▸ **What you have to do**: Your task is to print every entry below exactly as given.

▸ **Task data**:
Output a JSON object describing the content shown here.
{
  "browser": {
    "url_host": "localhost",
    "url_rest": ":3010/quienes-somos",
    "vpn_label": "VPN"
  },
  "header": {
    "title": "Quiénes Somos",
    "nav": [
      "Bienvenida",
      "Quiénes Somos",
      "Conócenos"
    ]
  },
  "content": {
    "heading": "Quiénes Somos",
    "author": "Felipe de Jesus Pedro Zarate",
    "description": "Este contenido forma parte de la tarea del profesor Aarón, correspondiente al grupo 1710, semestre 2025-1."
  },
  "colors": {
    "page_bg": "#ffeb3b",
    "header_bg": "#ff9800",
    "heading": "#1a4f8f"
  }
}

▸ **Solution for this exercise**:
Output a JSON object describing the content shown here.
{
  "browser": {
    "url_host": "localhost",
    "url_rest": ":3010/quienes-somos",
    "vpn_label": "VPN"
  },
  "header": {
    "title": "Quiénes Somos",
    "nav": [
      "Bienvenida",
      "Quiénes Somos",
      "Conócenos"
    ]
  },
  "content": {
    "heading": "Quiénes Somos",
    "author": "Felipe de Jesus Pedro Zarate",
    "description": "Este contenido forma parte de la tarea del profesor Aarón, correspondiente al grupo 1710, semestre 2025-1."
  },
  "colors": {
    "page_bg": "#ffeb3b",
    "header_bg": "#ff9800",
    "heading": "#1a4f8f"
  }
}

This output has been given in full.